- WHAT YOU WILL DO -
In your copy, repeat the records exactly and leave out the pictures.

(Stored items)
◇ ◇ ◇ ◇ ◇ ◇ ◇

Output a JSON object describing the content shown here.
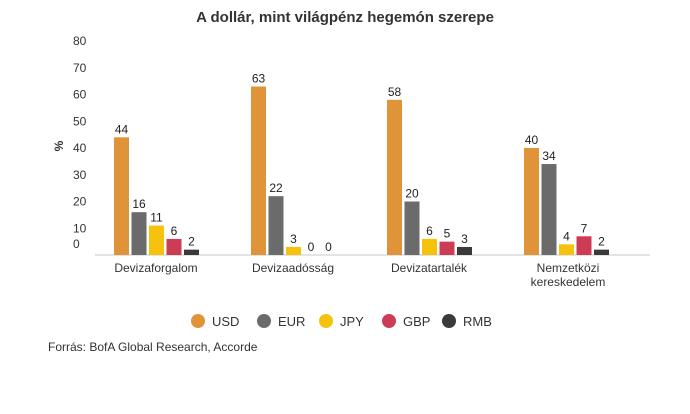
{
  "chart_data": {
    "type": "bar",
    "title": "A dollár, mint világpénz hegemón szerepe",
    "ylabel": "%",
    "ylim": [
      0,
      80
    ],
    "yticks": [
      0,
      10,
      20,
      30,
      40,
      50,
      60,
      70,
      80
    ],
    "grid": false,
    "legend_position": "bottom",
    "categories": [
      [
        "Devizaforgalom"
      ],
      [
        "Devizaadósság"
      ],
      [
        "Devizatartalék"
      ],
      [
        "Nemzetközi",
        "kereskedelem"
      ]
    ],
    "series": [
      {
        "name": "USD",
        "color": "#E0943A",
        "values": [
          44,
          63,
          58,
          40
        ]
      },
      {
        "name": "EUR",
        "color": "#6B6B6B",
        "values": [
          16,
          22,
          20,
          34
        ]
      },
      {
        "name": "JPY",
        "color": "#F7C20E",
        "values": [
          11,
          3,
          6,
          4
        ]
      },
      {
        "name": "GBP",
        "color": "#CC3D55",
        "values": [
          6,
          0,
          5,
          7
        ]
      },
      {
        "name": "RMB",
        "color": "#3A3A3A",
        "values": [
          2,
          0,
          3,
          2
        ]
      }
    ]
  },
  "source": "Forrás: BofA Global Research, Accorde"
}
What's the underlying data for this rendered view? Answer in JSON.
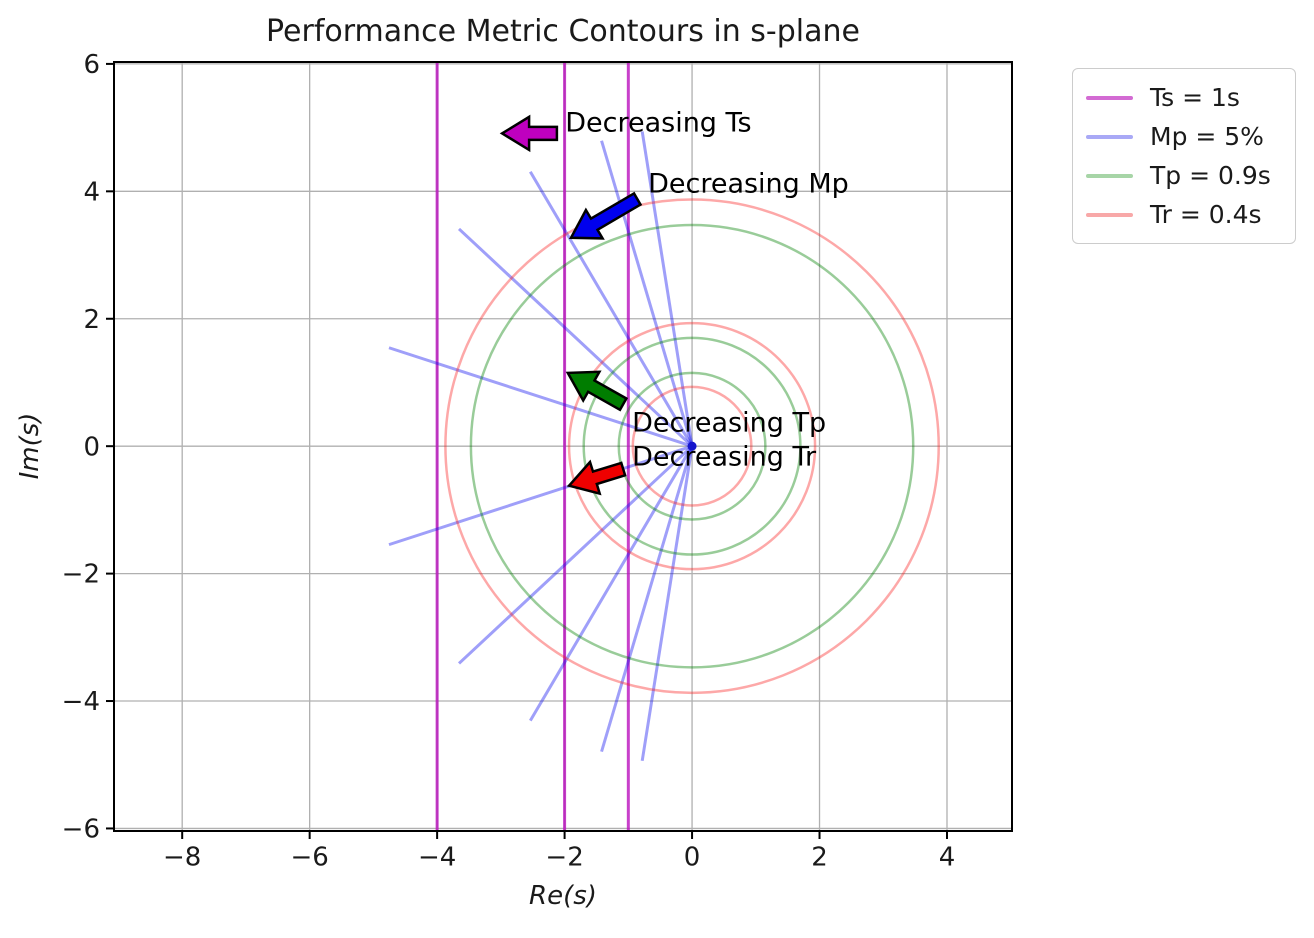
{
  "title": "Performance Metric Contours in s-plane",
  "legend": {
    "items": [
      {
        "label": "Ts = 1s",
        "color": "#d36bd3"
      },
      {
        "label": "Mp = 5%",
        "color": "#a9a9f6"
      },
      {
        "label": "Tp = 0.9s",
        "color": "#a7d5a7"
      },
      {
        "label": "Tr = 0.4s",
        "color": "#f8a8a8"
      }
    ]
  },
  "chart_data": {
    "type": "line",
    "title": "Performance Metric Contours in s-plane",
    "xlabel": "Re(s)",
    "ylabel": "Im(s)",
    "xlim": [
      -9.07,
      5.02
    ],
    "ylim": [
      -6.04,
      6.03
    ],
    "xticks": [
      -8,
      -6,
      -4,
      -2,
      0,
      2,
      4
    ],
    "yticks": [
      -6,
      -4,
      -2,
      0,
      2,
      4,
      6
    ],
    "grid": true,
    "legend_position": "upper right, outside axes",
    "style": {
      "grid_color": "#b0b0b0",
      "spine_color": "#000000",
      "tick_label_color": "#1a1a1a",
      "background": "#ffffff"
    },
    "series": [
      {
        "name": "Ts = 1s",
        "kind": "vertical-lines",
        "x": [
          -4,
          -2,
          -1
        ],
        "color": "rgba(184,10,188,0.78)",
        "linewidth": 3
      },
      {
        "name": "Mp = 5%",
        "kind": "rays-from-origin",
        "origin": [
          0,
          0
        ],
        "length": 5.0,
        "angles_from_neg_real_deg": [
          18,
          43,
          59.5,
          73.5,
          81
        ],
        "mirrored_below_axis": true,
        "color": "rgba(15,15,240,0.4)",
        "linewidth": 3
      },
      {
        "name": "Tp = 0.9s",
        "kind": "circles",
        "center": [
          0,
          0
        ],
        "radii": [
          1.15,
          1.7,
          3.47
        ],
        "color": "rgba(0,128,0,0.4)",
        "linewidth": 2.5
      },
      {
        "name": "Tr = 0.4s",
        "kind": "circles",
        "center": [
          0,
          0
        ],
        "radii": [
          0.93,
          1.93,
          3.87
        ],
        "color": "rgba(250,25,25,0.38)",
        "linewidth": 2.5
      }
    ],
    "origin_marker": {
      "x": 0,
      "y": 0,
      "color": "#1515cc",
      "radius_px": 4.5
    },
    "annotations": [
      {
        "text": "Decreasing Ts",
        "text_xy": [
          -1.99,
          5.08
        ],
        "arrow_tail_xy": [
          -2.12,
          4.91
        ],
        "arrow_tip_xy": [
          -2.98,
          4.91
        ],
        "arrow_color": "#bf00bf"
      },
      {
        "text": "Decreasing Mp",
        "text_xy": [
          -0.69,
          4.11
        ],
        "arrow_tail_xy": [
          -0.86,
          3.88
        ],
        "arrow_tip_xy": [
          -1.9,
          3.27
        ],
        "arrow_color": "#0000ee"
      },
      {
        "text": "Decreasing Tp",
        "text_xy": [
          -0.94,
          0.37
        ],
        "arrow_tail_xy": [
          -1.08,
          0.66
        ],
        "arrow_tip_xy": [
          -1.95,
          1.15
        ],
        "arrow_color": "#007d00"
      },
      {
        "text": "Decreasing Tr",
        "text_xy": [
          -0.94,
          -0.17
        ],
        "arrow_tail_xy": [
          -1.08,
          -0.36
        ],
        "arrow_tip_xy": [
          -1.93,
          -0.62
        ],
        "arrow_color": "#ee0000"
      }
    ]
  }
}
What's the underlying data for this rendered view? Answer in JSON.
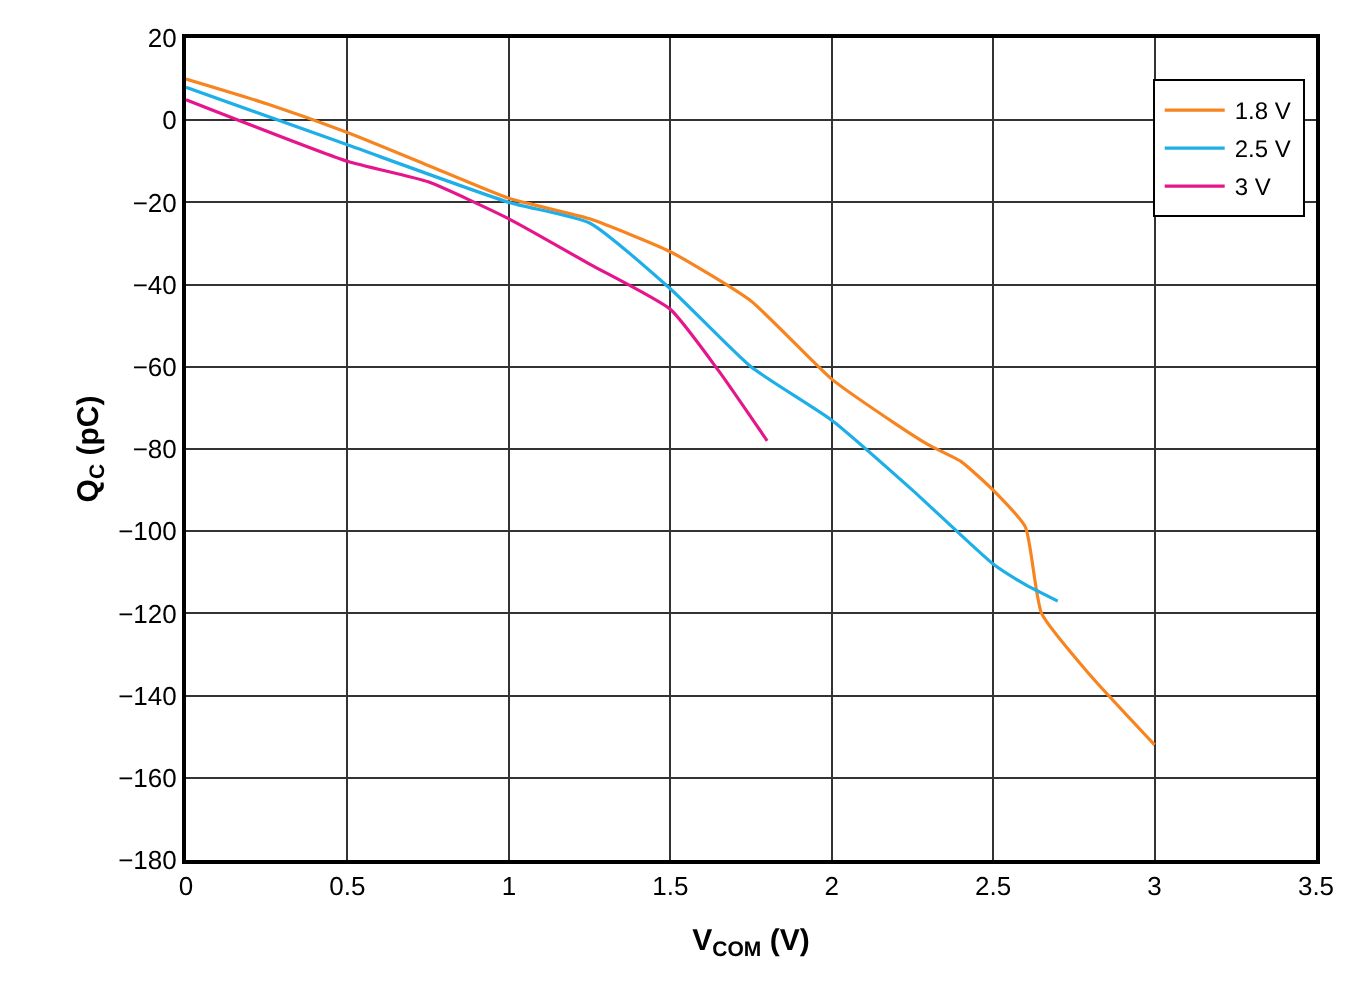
{
  "chart_data": {
    "type": "line",
    "xlabel": "V$_{COM}$ (V)",
    "ylabel": "Q$_{C}$ (pC)",
    "xlim": [
      0,
      3.5
    ],
    "xticks": [
      0,
      0.5,
      1,
      1.5,
      2,
      2.5,
      3,
      3.5
    ],
    "ylim": [
      -180,
      20
    ],
    "yticks": [
      -180,
      -160,
      -140,
      -120,
      -100,
      -80,
      -60,
      -40,
      -20,
      0,
      20
    ],
    "grid": true,
    "legend": "top right",
    "series": [
      {
        "name": "1.8 V",
        "color": "#f7841f",
        "x": [
          0,
          0.25,
          0.5,
          0.75,
          1,
          1.25,
          1.5,
          1.75,
          2,
          2.2,
          2.3,
          2.4,
          2.5,
          2.6,
          2.65,
          2.8,
          3
        ],
        "values": [
          10,
          4,
          -3,
          -11,
          -19,
          -24,
          -32,
          -44,
          -63,
          -74,
          -79,
          -83,
          -90,
          -99,
          -120,
          -135,
          -152
        ]
      },
      {
        "name": "2.5 V",
        "color": "#1eaee8",
        "x": [
          0,
          0.5,
          1,
          1.25,
          1.5,
          1.75,
          2,
          2.25,
          2.5,
          2.6,
          2.7
        ],
        "values": [
          8,
          -6,
          -20,
          -25,
          -41,
          -60,
          -73,
          -90,
          -108,
          -113,
          -117
        ]
      },
      {
        "name": "3 V",
        "color": "#e5168c",
        "x": [
          0,
          0.5,
          0.75,
          1,
          1.25,
          1.5,
          1.65,
          1.8
        ],
        "values": [
          5,
          -10,
          -15,
          -24,
          -35,
          -46,
          -61,
          -78
        ]
      }
    ]
  }
}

◇ ◇ ◇ ◇ ◇ ◇ ◇

- ANSWER TO THE PROBLEM -
Output a JSON object describing the content shown here.
{
  "chart_data": {
    "type": "bar",
    "title": "A dollár, mint világpénz hegemón szerepe",
    "ylabel": "%",
    "ylim": [
      0,
      80
    ],
    "yticks": [
      0,
      10,
      20,
      30,
      40,
      50,
      60,
      70,
      80
    ],
    "grid": false,
    "legend_position": "bottom",
    "categories": [
      [
        "Devizaforgalom"
      ],
      [
        "Devizaadósság"
      ],
      [
        "Devizatartalék"
      ],
      [
        "Nemzetközi",
        "kereskedelem"
      ]
    ],
    "series": [
      {
        "name": "USD",
        "color": "#E0943A",
        "values": [
          44,
          63,
          58,
          40
        ]
      },
      {
        "name": "EUR",
        "color": "#6B6B6B",
        "values": [
          16,
          22,
          20,
          34
        ]
      },
      {
        "name": "JPY",
        "color": "#F7C20E",
        "values": [
          11,
          3,
          6,
          4
        ]
      },
      {
        "name": "GBP",
        "color": "#CC3D55",
        "values": [
          6,
          0,
          5,
          7
        ]
      },
      {
        "name": "RMB",
        "color": "#3A3A3A",
        "values": [
          2,
          0,
          3,
          2
        ]
      }
    ]
  },
  "source": "Forrás: BofA Global Research, Accorde"
}
What's the underlying data for this rendered view? Answer in JSON.
{
  "title": "Performance Metric Contours in s-plane",
  "legend": {
    "items": [
      {
        "label": "Ts = 1s",
        "color": "#d36bd3"
      },
      {
        "label": "Mp = 5%",
        "color": "#a9a9f6"
      },
      {
        "label": "Tp = 0.9s",
        "color": "#a7d5a7"
      },
      {
        "label": "Tr = 0.4s",
        "color": "#f8a8a8"
      }
    ]
  },
  "chart_data": {
    "type": "line",
    "title": "Performance Metric Contours in s-plane",
    "xlabel": "Re(s)",
    "ylabel": "Im(s)",
    "xlim": [
      -9.07,
      5.02
    ],
    "ylim": [
      -6.04,
      6.03
    ],
    "xticks": [
      -8,
      -6,
      -4,
      -2,
      0,
      2,
      4
    ],
    "yticks": [
      -6,
      -4,
      -2,
      0,
      2,
      4,
      6
    ],
    "grid": true,
    "legend_position": "upper right, outside axes",
    "style": {
      "grid_color": "#b0b0b0",
      "spine_color": "#000000",
      "tick_label_color": "#1a1a1a",
      "background": "#ffffff"
    },
    "series": [
      {
        "name": "Ts = 1s",
        "kind": "vertical-lines",
        "x": [
          -4,
          -2,
          -1
        ],
        "color": "rgba(184,10,188,0.78)",
        "linewidth": 3
      },
      {
        "name": "Mp = 5%",
        "kind": "rays-from-origin",
        "origin": [
          0,
          0
        ],
        "length": 5.0,
        "angles_from_neg_real_deg": [
          18,
          43,
          59.5,
          73.5,
          81
        ],
        "mirrored_below_axis": true,
        "color": "rgba(15,15,240,0.4)",
        "linewidth": 3
      },
      {
        "name": "Tp = 0.9s",
        "kind": "circles",
        "center": [
          0,
          0
        ],
        "radii": [
          1.15,
          1.7,
          3.47
        ],
        "color": "rgba(0,128,0,0.4)",
        "linewidth": 2.5
      },
      {
        "name": "Tr = 0.4s",
        "kind": "circles",
        "center": [
          0,
          0
        ],
        "radii": [
          0.93,
          1.93,
          3.87
        ],
        "color": "rgba(250,25,25,0.38)",
        "linewidth": 2.5
      }
    ],
    "origin_marker": {
      "x": 0,
      "y": 0,
      "color": "#1515cc",
      "radius_px": 4.5
    },
    "annotations": [
      {
        "text": "Decreasing Ts",
        "text_xy": [
          -1.99,
          5.08
        ],
        "arrow_tail_xy": [
          -2.12,
          4.91
        ],
        "arrow_tip_xy": [
          -2.98,
          4.91
        ],
        "arrow_color": "#bf00bf"
      },
      {
        "text": "Decreasing Mp",
        "text_xy": [
          -0.69,
          4.11
        ],
        "arrow_tail_xy": [
          -0.86,
          3.88
        ],
        "arrow_tip_xy": [
          -1.9,
          3.27
        ],
        "arrow_color": "#0000ee"
      },
      {
        "text": "Decreasing Tp",
        "text_xy": [
          -0.94,
          0.37
        ],
        "arrow_tail_xy": [
          -1.08,
          0.66
        ],
        "arrow_tip_xy": [
          -1.95,
          1.15
        ],
        "arrow_color": "#007d00"
      },
      {
        "text": "Decreasing Tr",
        "text_xy": [
          -0.94,
          -0.17
        ],
        "arrow_tail_xy": [
          -1.08,
          -0.36
        ],
        "arrow_tip_xy": [
          -1.93,
          -0.62
        ],
        "arrow_color": "#ee0000"
      }
    ]
  }
}
What's the underlying data for this rendered view? Answer in JSON.
{
  "chart_data": {
    "type": "line",
    "xlabel": "V$_{COM}$ (V)",
    "ylabel": "Q$_{C}$ (pC)",
    "xlim": [
      0,
      3.5
    ],
    "xticks": [
      0,
      0.5,
      1,
      1.5,
      2,
      2.5,
      3,
      3.5
    ],
    "ylim": [
      -180,
      20
    ],
    "yticks": [
      -180,
      -160,
      -140,
      -120,
      -100,
      -80,
      -60,
      -40,
      -20,
      0,
      20
    ],
    "grid": true,
    "legend": "top right",
    "series": [
      {
        "name": "1.8 V",
        "color": "#f7841f",
        "x": [
          0,
          0.25,
          0.5,
          0.75,
          1,
          1.25,
          1.5,
          1.75,
          2,
          2.2,
          2.3,
          2.4,
          2.5,
          2.6,
          2.65,
          2.8,
          3
        ],
        "values": [
          10,
          4,
          -3,
          -11,
          -19,
          -24,
          -32,
          -44,
          -63,
          -74,
          -79,
          -83,
          -90,
          -99,
          -120,
          -135,
          -152
        ]
      },
      {
        "name": "2.5 V",
        "color": "#1eaee8",
        "x": [
          0,
          0.5,
          1,
          1.25,
          1.5,
          1.75,
          2,
          2.25,
          2.5,
          2.6,
          2.7
        ],
        "values": [
          8,
          -6,
          -20,
          -25,
          -41,
          -60,
          -73,
          -90,
          -108,
          -113,
          -117
        ]
      },
      {
        "name": "3 V",
        "color": "#e5168c",
        "x": [
          0,
          0.5,
          0.75,
          1,
          1.25,
          1.5,
          1.65,
          1.8
        ],
        "values": [
          5,
          -10,
          -15,
          -24,
          -35,
          -46,
          -61,
          -78
        ]
      }
    ]
  }
}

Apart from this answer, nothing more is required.